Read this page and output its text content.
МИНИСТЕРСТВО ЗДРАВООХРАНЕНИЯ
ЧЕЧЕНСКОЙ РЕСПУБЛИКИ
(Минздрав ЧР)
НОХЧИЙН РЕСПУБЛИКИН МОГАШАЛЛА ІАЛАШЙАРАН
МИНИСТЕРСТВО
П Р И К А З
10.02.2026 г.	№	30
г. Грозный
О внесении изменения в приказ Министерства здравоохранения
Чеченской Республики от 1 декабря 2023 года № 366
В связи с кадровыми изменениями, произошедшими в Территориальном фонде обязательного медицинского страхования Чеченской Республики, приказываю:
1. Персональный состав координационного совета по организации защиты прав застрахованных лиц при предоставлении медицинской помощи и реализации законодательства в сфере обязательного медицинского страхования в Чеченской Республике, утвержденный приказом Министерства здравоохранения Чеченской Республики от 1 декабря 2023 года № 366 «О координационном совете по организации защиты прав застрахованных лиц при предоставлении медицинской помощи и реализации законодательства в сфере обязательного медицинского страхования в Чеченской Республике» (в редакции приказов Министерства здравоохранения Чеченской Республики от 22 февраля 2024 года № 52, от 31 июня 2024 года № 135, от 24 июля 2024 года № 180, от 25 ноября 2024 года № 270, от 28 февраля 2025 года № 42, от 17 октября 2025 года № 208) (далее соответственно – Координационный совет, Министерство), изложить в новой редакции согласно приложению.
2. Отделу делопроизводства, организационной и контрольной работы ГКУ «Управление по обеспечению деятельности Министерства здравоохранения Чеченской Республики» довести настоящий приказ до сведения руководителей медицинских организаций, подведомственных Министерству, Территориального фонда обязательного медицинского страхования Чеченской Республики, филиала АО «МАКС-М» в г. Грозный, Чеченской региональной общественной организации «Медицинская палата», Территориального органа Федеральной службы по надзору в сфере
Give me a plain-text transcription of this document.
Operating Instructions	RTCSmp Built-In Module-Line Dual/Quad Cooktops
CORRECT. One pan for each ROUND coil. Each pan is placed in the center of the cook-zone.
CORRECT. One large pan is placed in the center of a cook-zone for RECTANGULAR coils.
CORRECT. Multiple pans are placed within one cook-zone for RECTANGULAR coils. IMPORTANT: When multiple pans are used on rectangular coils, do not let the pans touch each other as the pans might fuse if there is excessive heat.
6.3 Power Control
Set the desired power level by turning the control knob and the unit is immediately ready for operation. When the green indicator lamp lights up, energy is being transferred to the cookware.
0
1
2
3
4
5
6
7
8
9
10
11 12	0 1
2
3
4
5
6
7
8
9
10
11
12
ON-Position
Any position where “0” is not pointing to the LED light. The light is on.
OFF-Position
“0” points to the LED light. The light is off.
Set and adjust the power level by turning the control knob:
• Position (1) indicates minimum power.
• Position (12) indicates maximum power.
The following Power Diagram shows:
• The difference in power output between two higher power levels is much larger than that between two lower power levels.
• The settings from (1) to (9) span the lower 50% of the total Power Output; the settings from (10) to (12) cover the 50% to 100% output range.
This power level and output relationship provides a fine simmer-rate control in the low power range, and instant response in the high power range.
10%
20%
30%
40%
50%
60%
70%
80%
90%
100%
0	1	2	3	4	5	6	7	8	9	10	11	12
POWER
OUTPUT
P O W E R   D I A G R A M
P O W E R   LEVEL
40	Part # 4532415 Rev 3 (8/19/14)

§ **REQUIRED TASK**: Look over the listing above. Pick out and copy every line that includes "Грозный".

§ **RESULT**:
г. Грозный
2. Отделу делопроизводства, организационной и контрольной работы ГКУ «Управление по обеспечению деятельности Министерства здравоохранения Чеченской Республики» довести настоящий приказ до сведения руководителей медицинских организаций, подведомственных Министерству, Территориального фонда обязательного медицинского страхования Чеченской Республики, филиала АО «МАКС-М» в г. Грозный, Чеченской региональной общественной организации «Медицинская палата», Территориального органа Федеральной службы по надзору в сфере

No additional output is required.